Data
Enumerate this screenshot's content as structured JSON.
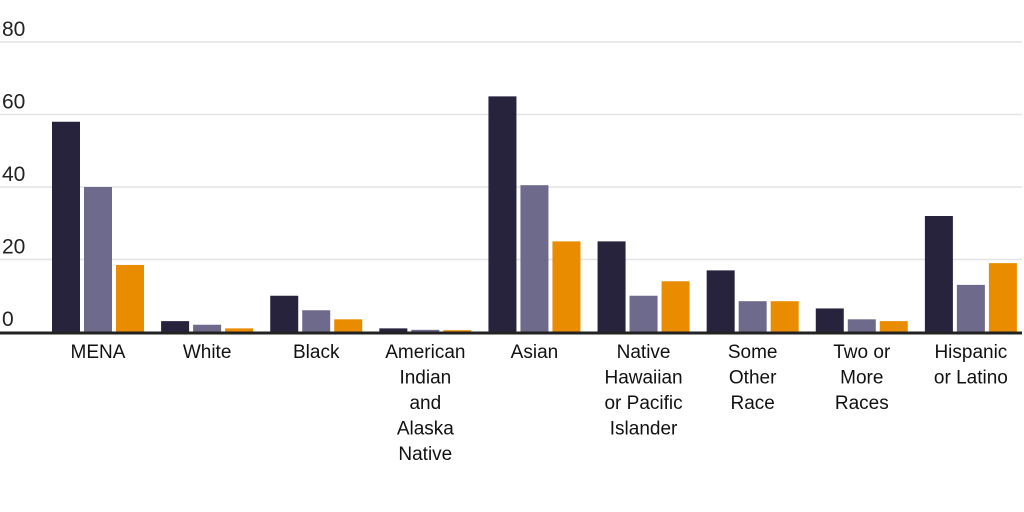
{
  "chart_data": {
    "type": "bar",
    "categories": [
      "MENA",
      "White",
      "Black",
      "American Indian and Alaska Native",
      "Asian",
      "Native Hawaiian or Pacific Islander",
      "Some Other Race",
      "Two or More Races",
      "Hispanic or Latino"
    ],
    "category_lines": [
      [
        "MENA"
      ],
      [
        "White"
      ],
      [
        "Black"
      ],
      [
        "American",
        "Indian",
        "and",
        "Alaska",
        "Native"
      ],
      [
        "Asian"
      ],
      [
        "Native",
        "Hawaiian",
        "or Pacific",
        "Islander"
      ],
      [
        "Some",
        "Other",
        "Race"
      ],
      [
        "Two or",
        "More",
        "Races"
      ],
      [
        "Hispanic",
        "or Latino"
      ]
    ],
    "series": [
      {
        "values": [
          58,
          3,
          10,
          1,
          65,
          25,
          17,
          6.5,
          32
        ],
        "color": "#27233d"
      },
      {
        "values": [
          40,
          2,
          6,
          0.6,
          40.5,
          10,
          8.5,
          3.5,
          13
        ],
        "color": "#6e6a8b"
      },
      {
        "values": [
          18.5,
          1,
          3.5,
          0.5,
          25,
          14,
          8.5,
          3,
          19
        ],
        "color": "#ea8c00"
      }
    ],
    "yticks": [
      "0",
      "20",
      "40",
      "60",
      "80"
    ],
    "ylim": [
      0,
      80
    ],
    "grid": true,
    "title": "",
    "xlabel": "",
    "ylabel": ""
  }
}
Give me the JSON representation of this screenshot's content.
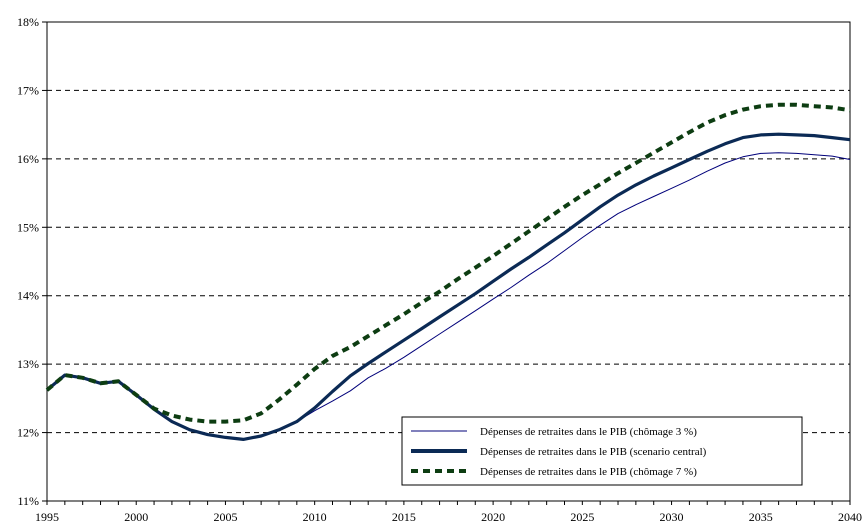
{
  "chart_data": {
    "type": "line",
    "title": "",
    "xlabel": "",
    "ylabel": "",
    "xlim": [
      1995,
      2040
    ],
    "ylim": [
      11,
      18
    ],
    "x_ticks": [
      "1995",
      "2000",
      "2005",
      "2010",
      "2015",
      "2020",
      "2025",
      "2030",
      "2035",
      "2040"
    ],
    "y_ticks": [
      "11%",
      "12%",
      "13%",
      "14%",
      "15%",
      "16%",
      "17%",
      "18%"
    ],
    "grid": "horizontal dashed",
    "legend_position": "bottom-right",
    "x": [
      1995,
      1996,
      1997,
      1998,
      1999,
      2000,
      2001,
      2002,
      2003,
      2004,
      2005,
      2006,
      2007,
      2008,
      2009,
      2010,
      2011,
      2012,
      2013,
      2014,
      2015,
      2016,
      2017,
      2018,
      2019,
      2020,
      2021,
      2022,
      2023,
      2024,
      2025,
      2026,
      2027,
      2028,
      2029,
      2030,
      2031,
      2032,
      2033,
      2034,
      2035,
      2036,
      2037,
      2038,
      2039,
      2040
    ],
    "series": [
      {
        "name": "Dépenses de retraites dans le PIB (chômage 3 %)",
        "color": "#00007a",
        "style": "thin-solid",
        "values": [
          12.62,
          12.84,
          12.8,
          12.72,
          12.75,
          12.55,
          12.34,
          12.16,
          12.04,
          11.97,
          11.93,
          11.9,
          11.95,
          12.04,
          12.16,
          12.32,
          12.46,
          12.61,
          12.8,
          12.94,
          13.1,
          13.27,
          13.44,
          13.61,
          13.78,
          13.95,
          14.12,
          14.3,
          14.47,
          14.66,
          14.85,
          15.03,
          15.2,
          15.33,
          15.45,
          15.57,
          15.69,
          15.82,
          15.94,
          16.03,
          16.08,
          16.09,
          16.08,
          16.06,
          16.04,
          15.99
        ]
      },
      {
        "name": "Dépenses de retraites dans le PIB (scenario central)",
        "color": "#0b2a55",
        "style": "thick-solid",
        "values": [
          12.62,
          12.84,
          12.8,
          12.72,
          12.75,
          12.55,
          12.34,
          12.16,
          12.04,
          11.97,
          11.93,
          11.9,
          11.95,
          12.04,
          12.16,
          12.36,
          12.6,
          12.83,
          13.01,
          13.18,
          13.35,
          13.52,
          13.69,
          13.86,
          14.03,
          14.21,
          14.39,
          14.56,
          14.74,
          14.92,
          15.11,
          15.3,
          15.47,
          15.62,
          15.75,
          15.87,
          15.99,
          16.11,
          16.22,
          16.31,
          16.35,
          16.36,
          16.35,
          16.34,
          16.31,
          16.28
        ]
      },
      {
        "name": "Dépenses de retraites dans le PIB (chômage 7 %)",
        "color": "#0d3d12",
        "style": "dashed",
        "values": [
          12.62,
          12.84,
          12.8,
          12.72,
          12.75,
          12.55,
          12.35,
          12.25,
          12.19,
          12.16,
          12.16,
          12.18,
          12.28,
          12.48,
          12.7,
          12.93,
          13.12,
          13.25,
          13.41,
          13.57,
          13.73,
          13.9,
          14.06,
          14.24,
          14.41,
          14.58,
          14.76,
          14.94,
          15.12,
          15.3,
          15.47,
          15.63,
          15.79,
          15.94,
          16.09,
          16.24,
          16.39,
          16.53,
          16.64,
          16.72,
          16.77,
          16.79,
          16.79,
          16.77,
          16.75,
          16.71
        ]
      }
    ]
  }
}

Exercise directions
All the lines above are to be given again exactly as they read, with the pictures removed.

Correct answer
Enumerate this screenshot's content as structured JSON.
{
  "chart_data": {
    "type": "bar",
    "categories": [
      "MENA",
      "White",
      "Black",
      "American Indian and Alaska Native",
      "Asian",
      "Native Hawaiian or Pacific Islander",
      "Some Other Race",
      "Two or More Races",
      "Hispanic or Latino"
    ],
    "category_lines": [
      [
        "MENA"
      ],
      [
        "White"
      ],
      [
        "Black"
      ],
      [
        "American",
        "Indian",
        "and",
        "Alaska",
        "Native"
      ],
      [
        "Asian"
      ],
      [
        "Native",
        "Hawaiian",
        "or Pacific",
        "Islander"
      ],
      [
        "Some",
        "Other",
        "Race"
      ],
      [
        "Two or",
        "More",
        "Races"
      ],
      [
        "Hispanic",
        "or Latino"
      ]
    ],
    "series": [
      {
        "values": [
          58,
          3,
          10,
          1,
          65,
          25,
          17,
          6.5,
          32
        ],
        "color": "#27233d"
      },
      {
        "values": [
          40,
          2,
          6,
          0.6,
          40.5,
          10,
          8.5,
          3.5,
          13
        ],
        "color": "#6e6a8b"
      },
      {
        "values": [
          18.5,
          1,
          3.5,
          0.5,
          25,
          14,
          8.5,
          3,
          19
        ],
        "color": "#ea8c00"
      }
    ],
    "yticks": [
      "0",
      "20",
      "40",
      "60",
      "80"
    ],
    "ylim": [
      0,
      80
    ],
    "grid": true,
    "title": "",
    "xlabel": "",
    "ylabel": ""
  }
}
Give me the JSON representation of this screenshot's content.
{
  "chart_data": {
    "type": "line",
    "title": "",
    "xlabel": "",
    "ylabel": "",
    "xlim": [
      1995,
      2040
    ],
    "ylim": [
      11,
      18
    ],
    "x_ticks": [
      "1995",
      "2000",
      "2005",
      "2010",
      "2015",
      "2020",
      "2025",
      "2030",
      "2035",
      "2040"
    ],
    "y_ticks": [
      "11%",
      "12%",
      "13%",
      "14%",
      "15%",
      "16%",
      "17%",
      "18%"
    ],
    "grid": "horizontal dashed",
    "legend_position": "bottom-right",
    "x": [
      1995,
      1996,
      1997,
      1998,
      1999,
      2000,
      2001,
      2002,
      2003,
      2004,
      2005,
      2006,
      2007,
      2008,
      2009,
      2010,
      2011,
      2012,
      2013,
      2014,
      2015,
      2016,
      2017,
      2018,
      2019,
      2020,
      2021,
      2022,
      2023,
      2024,
      2025,
      2026,
      2027,
      2028,
      2029,
      2030,
      2031,
      2032,
      2033,
      2034,
      2035,
      2036,
      2037,
      2038,
      2039,
      2040
    ],
    "series": [
      {
        "name": "Dépenses de retraites dans le PIB (chômage 3 %)",
        "color": "#00007a",
        "style": "thin-solid",
        "values": [
          12.62,
          12.84,
          12.8,
          12.72,
          12.75,
          12.55,
          12.34,
          12.16,
          12.04,
          11.97,
          11.93,
          11.9,
          11.95,
          12.04,
          12.16,
          12.32,
          12.46,
          12.61,
          12.8,
          12.94,
          13.1,
          13.27,
          13.44,
          13.61,
          13.78,
          13.95,
          14.12,
          14.3,
          14.47,
          14.66,
          14.85,
          15.03,
          15.2,
          15.33,
          15.45,
          15.57,
          15.69,
          15.82,
          15.94,
          16.03,
          16.08,
          16.09,
          16.08,
          16.06,
          16.04,
          15.99
        ]
      },
      {
        "name": "Dépenses de retraites dans le PIB (scenario central)",
        "color": "#0b2a55",
        "style": "thick-solid",
        "values": [
          12.62,
          12.84,
          12.8,
          12.72,
          12.75,
          12.55,
          12.34,
          12.16,
          12.04,
          11.97,
          11.93,
          11.9,
          11.95,
          12.04,
          12.16,
          12.36,
          12.6,
          12.83,
          13.01,
          13.18,
          13.35,
          13.52,
          13.69,
          13.86,
          14.03,
          14.21,
          14.39,
          14.56,
          14.74,
          14.92,
          15.11,
          15.3,
          15.47,
          15.62,
          15.75,
          15.87,
          15.99,
          16.11,
          16.22,
          16.31,
          16.35,
          16.36,
          16.35,
          16.34,
          16.31,
          16.28
        ]
      },
      {
        "name": "Dépenses de retraites dans le PIB (chômage 7 %)",
        "color": "#0d3d12",
        "style": "dashed",
        "values": [
          12.62,
          12.84,
          12.8,
          12.72,
          12.75,
          12.55,
          12.35,
          12.25,
          12.19,
          12.16,
          12.16,
          12.18,
          12.28,
          12.48,
          12.7,
          12.93,
          13.12,
          13.25,
          13.41,
          13.57,
          13.73,
          13.9,
          14.06,
          14.24,
          14.41,
          14.58,
          14.76,
          14.94,
          15.12,
          15.3,
          15.47,
          15.63,
          15.79,
          15.94,
          16.09,
          16.24,
          16.39,
          16.53,
          16.64,
          16.72,
          16.77,
          16.79,
          16.79,
          16.77,
          16.75,
          16.71
        ]
      }
    ]
  }
}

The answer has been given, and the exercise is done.